[START OF Extracted material]
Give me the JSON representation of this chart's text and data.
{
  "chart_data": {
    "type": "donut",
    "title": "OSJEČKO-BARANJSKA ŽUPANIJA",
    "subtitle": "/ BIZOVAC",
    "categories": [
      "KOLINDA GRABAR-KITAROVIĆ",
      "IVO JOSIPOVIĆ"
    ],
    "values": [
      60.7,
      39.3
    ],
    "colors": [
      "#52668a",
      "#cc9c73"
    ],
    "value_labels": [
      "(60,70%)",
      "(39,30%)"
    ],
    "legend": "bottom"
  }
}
[END OF Extracted material]
[START OF Extracted material]
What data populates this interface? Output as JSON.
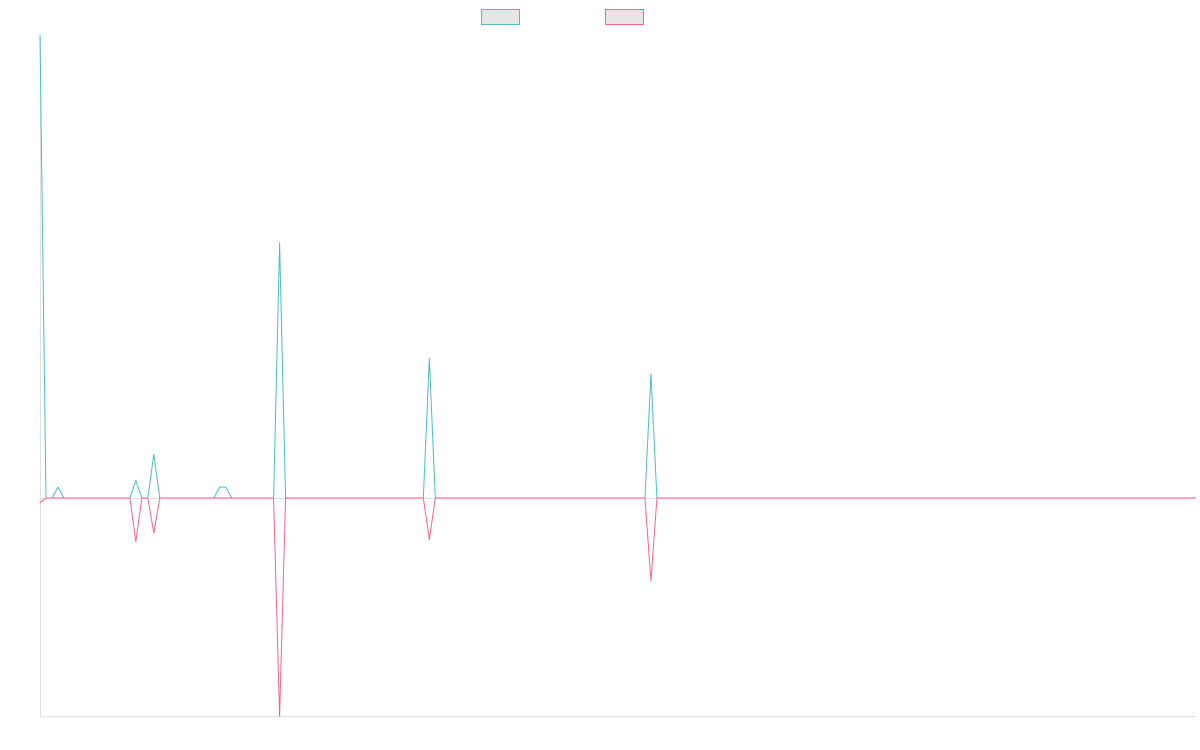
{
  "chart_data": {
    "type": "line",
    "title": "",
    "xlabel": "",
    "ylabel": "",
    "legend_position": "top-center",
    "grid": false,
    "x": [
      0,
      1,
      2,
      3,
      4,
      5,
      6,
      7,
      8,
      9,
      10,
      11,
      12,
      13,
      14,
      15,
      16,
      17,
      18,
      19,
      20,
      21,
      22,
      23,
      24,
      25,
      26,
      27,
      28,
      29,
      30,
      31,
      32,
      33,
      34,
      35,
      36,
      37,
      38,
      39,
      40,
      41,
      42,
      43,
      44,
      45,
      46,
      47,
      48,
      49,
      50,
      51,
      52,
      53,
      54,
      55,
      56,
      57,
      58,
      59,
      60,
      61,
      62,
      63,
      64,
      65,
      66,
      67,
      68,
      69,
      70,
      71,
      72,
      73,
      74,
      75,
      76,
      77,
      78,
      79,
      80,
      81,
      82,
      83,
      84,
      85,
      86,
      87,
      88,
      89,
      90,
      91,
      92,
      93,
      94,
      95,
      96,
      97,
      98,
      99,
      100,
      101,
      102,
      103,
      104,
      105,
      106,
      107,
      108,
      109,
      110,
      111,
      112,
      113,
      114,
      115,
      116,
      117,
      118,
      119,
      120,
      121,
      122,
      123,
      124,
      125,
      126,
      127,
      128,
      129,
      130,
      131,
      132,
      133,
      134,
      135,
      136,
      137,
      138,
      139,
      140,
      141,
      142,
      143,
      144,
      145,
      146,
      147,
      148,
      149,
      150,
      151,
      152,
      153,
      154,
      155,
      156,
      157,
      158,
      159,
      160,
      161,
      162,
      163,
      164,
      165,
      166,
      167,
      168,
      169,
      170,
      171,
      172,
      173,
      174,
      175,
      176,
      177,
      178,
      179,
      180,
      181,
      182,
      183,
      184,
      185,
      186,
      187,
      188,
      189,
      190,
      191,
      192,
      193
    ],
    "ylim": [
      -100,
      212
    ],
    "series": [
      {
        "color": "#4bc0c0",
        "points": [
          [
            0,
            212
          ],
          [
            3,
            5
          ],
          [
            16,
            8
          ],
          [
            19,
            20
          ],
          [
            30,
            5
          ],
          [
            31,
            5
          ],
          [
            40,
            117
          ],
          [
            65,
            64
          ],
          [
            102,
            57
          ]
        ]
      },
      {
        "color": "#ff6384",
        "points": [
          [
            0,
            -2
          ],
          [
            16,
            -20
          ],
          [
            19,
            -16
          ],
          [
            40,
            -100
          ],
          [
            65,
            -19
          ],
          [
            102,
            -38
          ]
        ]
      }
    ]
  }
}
[END OF Extracted material]
Brief:
Track down every line holding the string "JSON" and copy it.

Task output:
Give me the JSON representation of this chart's text and data.
What data populates this interface? Output as JSON.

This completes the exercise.